*** Opening THE RECORDS ***
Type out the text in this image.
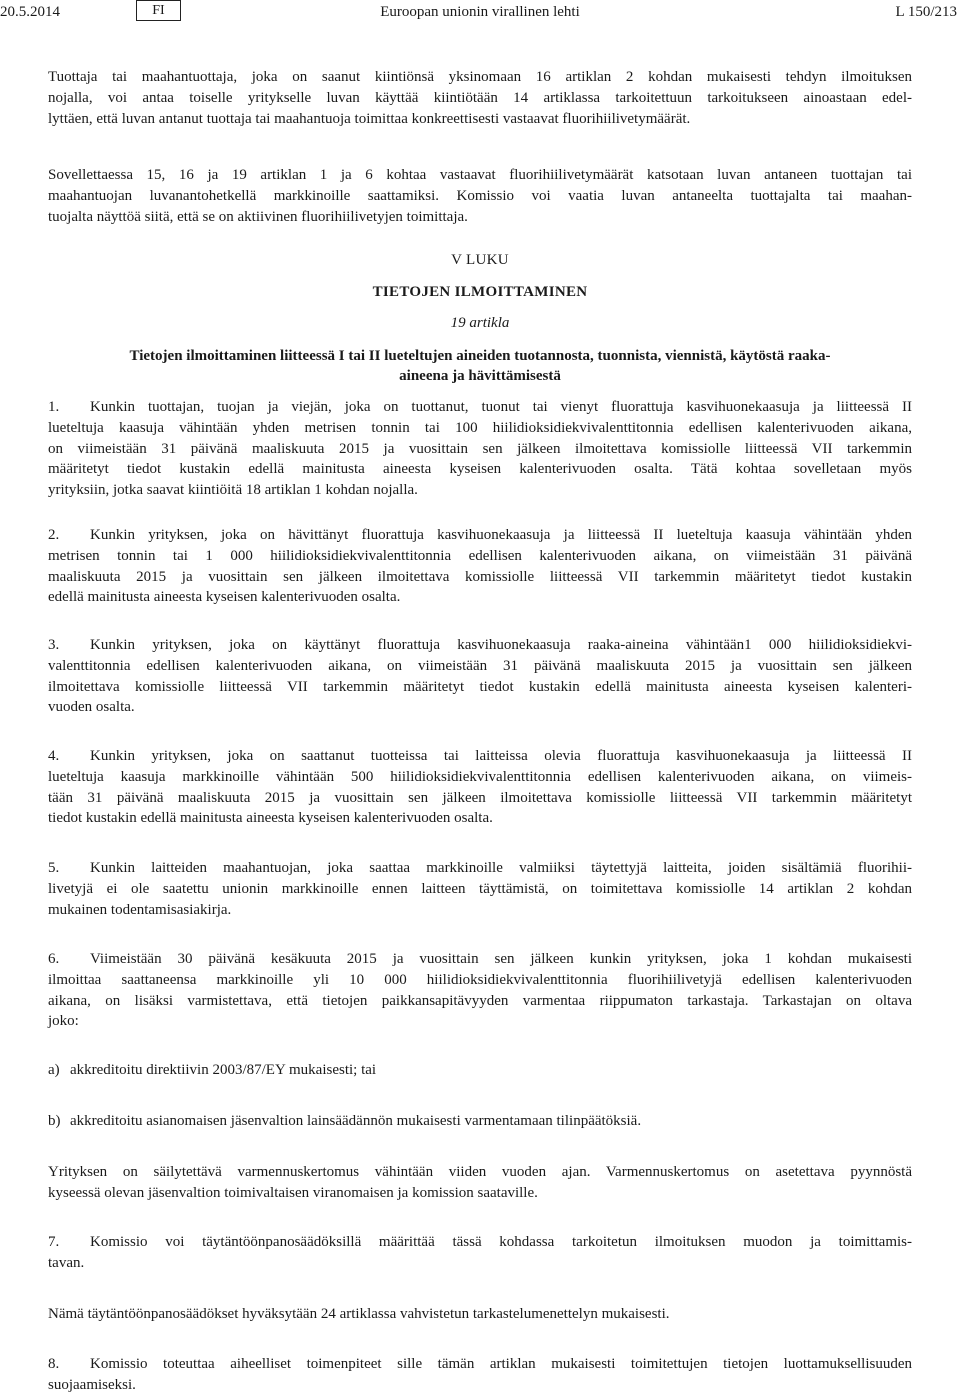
20.5.2014	FI	Euroopan unionin virallinen lehti	L 150/213
Tuottaja tai maahantuottaja, joka on saanut kiintiönsä yksinomaan 16 artiklan 2 kohdan mukaisesti tehdyn ilmoituksen
nojalla, voi antaa toiselle yritykselle luvan käyttää kiintiötään 14 artiklassa tarkoitettuun tarkoitukseen ainoastaan edel-
lyttäen, että luvan antanut tuottaja tai maahantuoja toimittaa konkreettisesti vastaavat fluorihiilivetymäärät.
Sovellettaessa 15, 16 ja 19 artiklan 1 ja 6 kohtaa vastaavat fluorihiilivetymäärät katsotaan luvan antaneen tuottajan tai
maahantuojan luvanantohetkellä markkinoille saattamiksi. Komissio voi vaatia luvan antaneelta tuottajalta tai maahan-
tuojalta näyttöä siitä, että se on aktiivinen fluorihiilivetyjen toimittaja.
V LUKU
TIETOJEN ILMOITTAMINEN
19 artikla
Tietojen ilmoittaminen liitteessä I tai II lueteltujen aineiden tuotannosta, tuonnista, viennistä, käytöstä raaka-
aineena ja hävittämisestä
1. Kunkin tuottajan, tuojan ja viejän, joka on tuottanut, tuonut tai vienyt fluorattuja kasvihuonekaasuja ja liitteessä II
lueteltuja kaasuja vähintään yhden metrisen tonnin tai 100 hiilidioksidiekvivalenttitonnia edellisen kalenterivuoden aikana,
on viimeistään 31 päivänä maaliskuuta 2015 ja vuosittain sen jälkeen ilmoitettava komissiolle liitteessä VII tarkemmin
määritetyt tiedot kustakin edellä mainitusta aineesta kyseisen kalenterivuoden osalta. Tätä kohtaa sovelletaan myös
yrityksiin, jotka saavat kiintiöitä 18 artiklan 1 kohdan nojalla.
2. Kunkin yrityksen, joka on hävittänyt fluorattuja kasvihuonekaasuja ja liitteessä II lueteltuja kaasuja vähintään yhden
metrisen tonnin tai 1 000 hiilidioksidiekvivalenttitonnia edellisen kalenterivuoden aikana, on viimeistään 31 päivänä
maaliskuuta 2015 ja vuosittain sen jälkeen ilmoitettava komissiolle liitteessä VII tarkemmin määritetyt tiedot kustakin
edellä mainitusta aineesta kyseisen kalenterivuoden osalta.
3. Kunkin yrityksen, joka on käyttänyt fluorattuja kasvihuonekaasuja raaka-aineina vähintään1 000 hiilidioksidiekvi-
valenttitonnia edellisen kalenterivuoden aikana, on viimeistään 31 päivänä maaliskuuta 2015 ja vuosittain sen jälkeen
ilmoitettava komissiolle liitteessä VII tarkemmin määritetyt tiedot kustakin edellä mainitusta aineesta kyseisen kalenteri-
vuoden osalta.
4. Kunkin yrityksen, joka on saattanut tuotteissa tai laitteissa olevia fluorattuja kasvihuonekaasuja ja liitteessä II
lueteltuja kaasuja markkinoille vähintään 500 hiilidioksidiekvivalenttitonnia edellisen kalenterivuoden aikana, on viimeis-
tään 31 päivänä maaliskuuta 2015 ja vuosittain sen jälkeen ilmoitettava komissiolle liitteessä VII tarkemmin määritetyt
tiedot kustakin edellä mainitusta aineesta kyseisen kalenterivuoden osalta.
5. Kunkin laitteiden maahantuojan, joka saattaa markkinoille valmiiksi täytettyjä laitteita, joiden sisältämiä fluorihii-
livetyjä ei ole saatettu unionin markkinoille ennen laitteen täyttämistä, on toimitettava komissiolle 14 artiklan 2 kohdan
mukainen todentamisasiakirja.
6. Viimeistään 30 päivänä kesäkuuta 2015 ja vuosittain sen jälkeen kunkin yrityksen, joka 1 kohdan mukaisesti
ilmoittaa saattaneensa markkinoille yli 10 000 hiilidioksidiekvivalenttitonnia fluorihiilivetyjä edellisen kalenterivuoden
aikana, on lisäksi varmistettava, että tietojen paikkansapitävyyden varmentaa riippumaton tarkastaja. Tarkastajan on oltava
joko:
a) akkreditoitu direktiivin 2003/87/EY mukaisesti; tai
b) akkreditoitu asianomaisen jäsenvaltion lainsäädännön mukaisesti varmentamaan tilinpäätöksiä.
Yrityksen on säilytettävä varmennuskertomus vähintään viiden vuoden ajan. Varmennuskertomus on asetettava pyynnöstä
kyseessä olevan jäsenvaltion toimivaltaisen viranomaisen ja komission saataville.
7. Komissio voi täytäntöönpanosäädöksillä määrittää tässä kohdassa tarkoitetun ilmoituksen muodon ja toimittamis-
tavan.
Nämä täytäntöönpanosäädökset hyväksytään 24 artiklassa vahvistetun tarkastelumenettelyn mukaisesti.
8. Komissio toteuttaa aiheelliset toimenpiteet sille tämän artiklan mukaisesti toimitettujen tietojen luottamuksellisuuden
suojaamiseksi.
*** Closing THE RECORDS ***
-- ACTIVITY --
Please copy every line of the records above in which "yhden" appears.

-- RESPONSE TO THIS TASK --
lueteltuja kaasuja vähintään yhden metrisen tonnin tai 100 hiilidioksidiekvivalenttitonnia edellisen kalenterivuoden aikana,
2. Kunkin yrityksen, joka on hävittänyt fluorattuja kasvihuonekaasuja ja liitteessä II lueteltuja kaasuja vähintään yhden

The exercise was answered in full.